_Sayfa Metni_:

--------------------------------------------------

10 Ekim 2010 Pazar

Alting Bliver Godt Igen / Her Şey Güzel Olacak (2010)



Allegro ve Reconstruction fimleriyle tanıdığımız Christoffer Boe'nin Filmekimi'nde gösterilen yeni filmini izleme şansı buldum...

Boe, yeni filminde, yazmayı sürdürdüğü savaş filminin senaryosunu bir türlü bitiremeyen, takıntılı bir senarist-yönetmenin öyküsünü anlatıyor. Bir gün arabasıyla Arap asıllı genç bir adama çarpan yönetmenimiz Falk, yardım etmeden olay yerinden kaçar. Ancak çarptığı adamın elinde Irak'la ilgili, Danimarka hükümetini sarsacak sırlar olduğunu sonradan öğrenen Falk, adamın başından geçenleri herkese açıklamak için her riski göze alacaktır. Bu safhadan sonra da Falk, iyice takıntılı ve paranoyak bir ruh haline girer. Kimseye güvenmemeye, herkesin bu olayın bir parçası olduğuna ve kendisine büyük bir komplo kurulduğuna inanmaya başlar...

--------------------------------------------------

(Veri öğeleri)
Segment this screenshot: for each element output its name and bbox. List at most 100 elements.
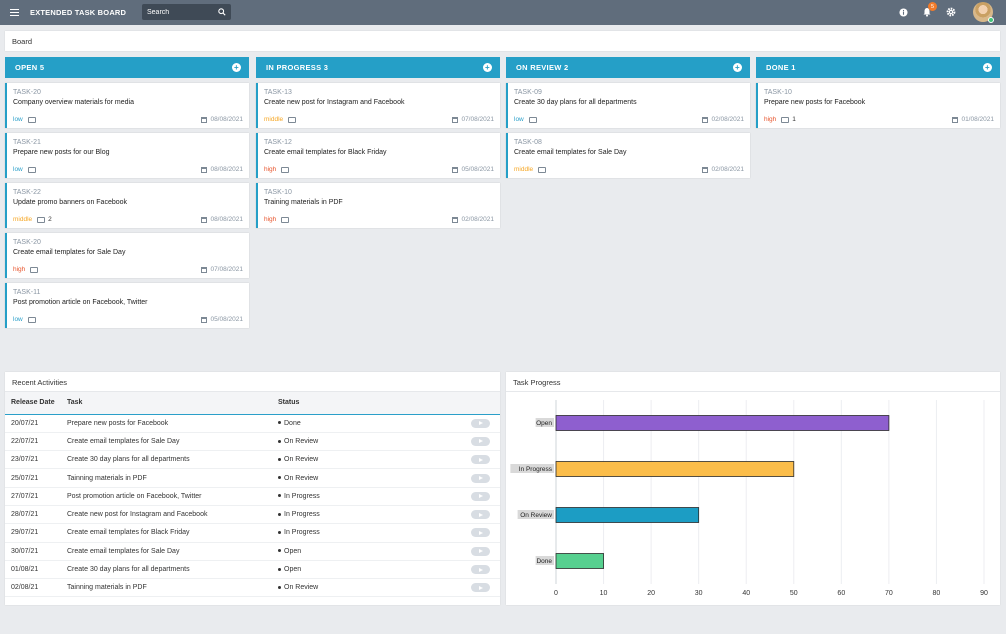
- task-title: Prepare new posts for our Blog: [13, 149, 110, 156]
- play-button[interactable]: [471, 491, 490, 501]
- plus-icon[interactable]: +: [983, 63, 992, 72]
- task-card[interactable]: TASK-20 Company overview materials for me…: [5, 83, 249, 128]
- calendar-icon: [201, 166, 208, 173]
- table-row[interactable]: 29/07/21 Create email templates for Black…: [5, 523, 500, 543]
- board-column: OPEN 5 + TASK-20 Company overview materials…: [5, 57, 249, 328]
- comment-icon[interactable]: [281, 166, 290, 173]
- play-button[interactable]: [471, 418, 490, 428]
- task-card[interactable]: TASK-08 Create email templates for Sale D…: [506, 133, 750, 178]
- task-cell: Prepare new posts for Facebook: [61, 414, 272, 433]
- x-tick-label: 0: [554, 590, 558, 597]
- task-card[interactable]: TASK-09 Create 30 day plans for all depar…: [506, 83, 750, 128]
- info-icon[interactable]: [897, 6, 909, 18]
- table-row[interactable]: 02/08/21 Tainning materials in PDF On Revi…: [5, 578, 500, 598]
- table-row[interactable]: 30/07/21 Create email templates for Sale …: [5, 542, 500, 561]
- play-button[interactable]: [471, 473, 490, 483]
- calendar-icon: [952, 116, 959, 123]
- status-cell: On Review: [272, 432, 460, 452]
- card-footer: high 07/08/2021: [13, 266, 243, 273]
- task-card[interactable]: TASK-10 Training materials in PDF high 02/0…: [256, 183, 500, 228]
- due-date-text: 07/08/2021: [461, 116, 494, 123]
- column-header-task[interactable]: Task: [61, 392, 272, 415]
- task-card[interactable]: TASK-12 Create email templates for Black …: [256, 133, 500, 178]
- status-dot: [278, 549, 281, 553]
- play-button[interactable]: [471, 583, 490, 593]
- task-progress-chart: 0 10 20 30 40 50 60 70 80 90 Open In Progress On Rev…: [510, 400, 988, 597]
- comment-icon[interactable]: [781, 116, 790, 123]
- comment-count: 1: [792, 116, 796, 123]
- table-row[interactable]: 28/07/21 Create new post for Instagram an…: [5, 505, 500, 525]
- recent-activities-title: Recent Activities: [5, 372, 500, 392]
- search-input[interactable]: [147, 8, 217, 16]
- search-box[interactable]: [142, 4, 231, 20]
- table-row[interactable]: 01/08/21 Create 30 day plans for all depa…: [5, 560, 500, 580]
- release-date-cell: 25/07/21: [5, 468, 61, 488]
- release-date-cell: 02/08/21: [5, 578, 61, 598]
- gear-icon[interactable]: [945, 6, 957, 18]
- online-status-indicator: [988, 17, 994, 23]
- comment-icon[interactable]: [528, 116, 537, 123]
- task-card[interactable]: TASK-10 Prepare new posts for Facebook hig…: [756, 83, 1000, 128]
- table-row[interactable]: 23/07/21 Create 30 day plans for all depa…: [5, 450, 500, 470]
- task-title: Create 30 day plans for all departments: [514, 99, 637, 106]
- table-row[interactable]: 25/07/21 Tainning materials in PDF On Revi…: [5, 468, 500, 488]
- comment-icon[interactable]: [27, 166, 36, 173]
- menu-icon[interactable]: [10, 9, 19, 16]
- card-footer: high 1 01/08/2021: [764, 116, 994, 123]
- task-card[interactable]: TASK-11 Post promotion article on Faceboo…: [5, 283, 249, 328]
- task-title: Update promo banners on Facebook: [13, 199, 128, 206]
- comment-icon[interactable]: [27, 116, 36, 123]
- due-date: 08/08/2021: [201, 116, 243, 123]
- table-row[interactable]: 22/07/21 Create email templates for Sale …: [5, 432, 500, 452]
- due-date: 07/08/2021: [201, 266, 243, 273]
- play-button[interactable]: [471, 436, 490, 446]
- action-cell: [460, 560, 500, 580]
- column-header-release-date[interactable]: Release Date: [5, 392, 61, 415]
- status-text: In Progress: [284, 529, 320, 537]
- due-date-text: 05/08/2021: [210, 316, 243, 323]
- comment-icon[interactable]: [37, 216, 46, 223]
- status-cell: In Progress: [272, 505, 460, 525]
- task-card[interactable]: TASK-20 Create email templates for Sale D…: [5, 233, 249, 278]
- plus-icon[interactable]: +: [733, 63, 742, 72]
- category-label: Done: [536, 558, 552, 565]
- task-progress-title: Task Progress: [506, 372, 1000, 392]
- calendar-icon: [702, 116, 709, 123]
- status-cell: Open: [272, 542, 460, 561]
- task-card[interactable]: TASK-22 Update promo banners on Facebook m…: [5, 183, 249, 228]
- column-header-status[interactable]: Status: [272, 392, 460, 415]
- x-tick-label: 70: [885, 590, 893, 597]
- table-row[interactable]: 27/07/21 Post promotion article on Facebo…: [5, 487, 500, 506]
- category-label: In Progress: [519, 466, 553, 473]
- play-button[interactable]: [471, 565, 490, 575]
- play-button[interactable]: [471, 510, 490, 520]
- task-cell: Tainning materials in PDF: [61, 468, 272, 488]
- due-date-text: 08/08/2021: [210, 216, 243, 223]
- plus-icon[interactable]: +: [232, 63, 241, 72]
- play-button[interactable]: [471, 546, 490, 556]
- priority-label: middle: [13, 216, 33, 223]
- plus-icon[interactable]: +: [483, 63, 492, 72]
- comment-icon[interactable]: [30, 266, 39, 273]
- comment-icon[interactable]: [538, 166, 547, 173]
- comment-icon[interactable]: [281, 216, 290, 223]
- play-button[interactable]: [471, 455, 490, 465]
- comment-icon[interactable]: [288, 116, 297, 123]
- due-date-text: 02/08/2021: [461, 216, 494, 223]
- comment-icon[interactable]: [27, 316, 36, 323]
- due-date: 07/08/2021: [452, 116, 494, 123]
- task-title: Create email templates for Black Friday: [264, 149, 387, 156]
- task-card[interactable]: TASK-13 Create new post for Instagram and…: [256, 83, 500, 128]
- task-card[interactable]: TASK-21 Prepare new posts for our Blog low…: [5, 133, 249, 178]
- due-date: 08/08/2021: [201, 216, 243, 223]
- task-cell: Create email templates for Black Friday: [61, 523, 272, 543]
- bar: [555, 461, 795, 477]
- task-id: TASK-08: [514, 139, 542, 146]
- search-icon[interactable]: [218, 8, 226, 16]
- table-row[interactable]: 20/07/21 Prepare new posts for Facebook Do…: [5, 414, 500, 433]
- due-date-text: 08/08/2021: [210, 116, 243, 123]
- status-cell: Open: [272, 560, 460, 580]
- play-button[interactable]: [471, 528, 490, 538]
- calendar-icon: [452, 216, 459, 223]
- column-label: OPEN 5: [15, 63, 45, 72]
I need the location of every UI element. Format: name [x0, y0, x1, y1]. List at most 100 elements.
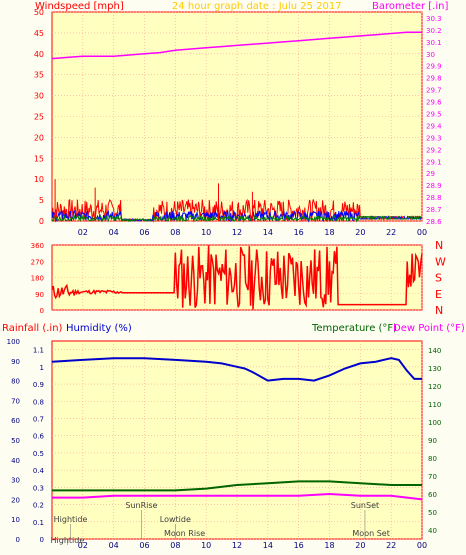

--------------------------------------------------

_Yönerge A_:
Film yazısına göre Falk'ın iyice takıntılı ve paranoyak bir ruh haline girdikten sonra yapmaya başladığı şeyleri sıralayınız.
_Yönerge B_:
Film yazısında, Falk'ın arabasıyla çarptığı adamın elinde ne olduğu belirtiliyor?
_Yönerge C_:
Film yazısını, metindeki son cümlenin ardından devam ettiriniz.

_Cevap A_:
- Kimseye güvenmemeye başlar.
- Herkesin bu olayın bir parçası olduğuna inanmaya başlar.
- Kendisine büyük bir komplo kurulduğuna inanmaya başlar.

_Cevap B_:
Irak'la ilgili, Danimarka hükümetini sarsacak sırlar.

_Cevap C_:
Boe, önceki filmlerindeki gibi buradaki anlatımında da çizgisel olarak ilerlemeyen bir kurguyu tercih ediyor. Ancak önceki filmlerine nazaran bütünen dairesel bir kurguyu da tercih etmiyor. Film, bir noktaya kadar, gerilimi had safhada tutmayı başaran, başkahramanıyla birlikte bizim de kimin suçlu olduğunu anlayamadığımız bir entrikayı başarıyla sunan bir kara film - politik gerilim kırması tadında ilerliyor. Kurgudaki oynamayı ise yönetmen bu kez yalnızca son bölümde yapıyor.



Filmin, sözünü ettiğimiz gerilim kısmı heyecanı ayakta tutma açısından hayli başarılı ve iyi bir yönetmenliğe sahip. Yönetmenin, günümüzün sisteminde, kirli çamaşırları ortaya çıkarmaya çalışarak bir nevi sistem karşısında pozisyon alan bireyin, sistem tarafından 'öteki'leştirilişi, bir noktada gerçeği kendisinin de kaybederek 'tüm bu insanlar doğru da acaba ben mi yanlışım?' noktasına kadar gelişini anlatışı manidar...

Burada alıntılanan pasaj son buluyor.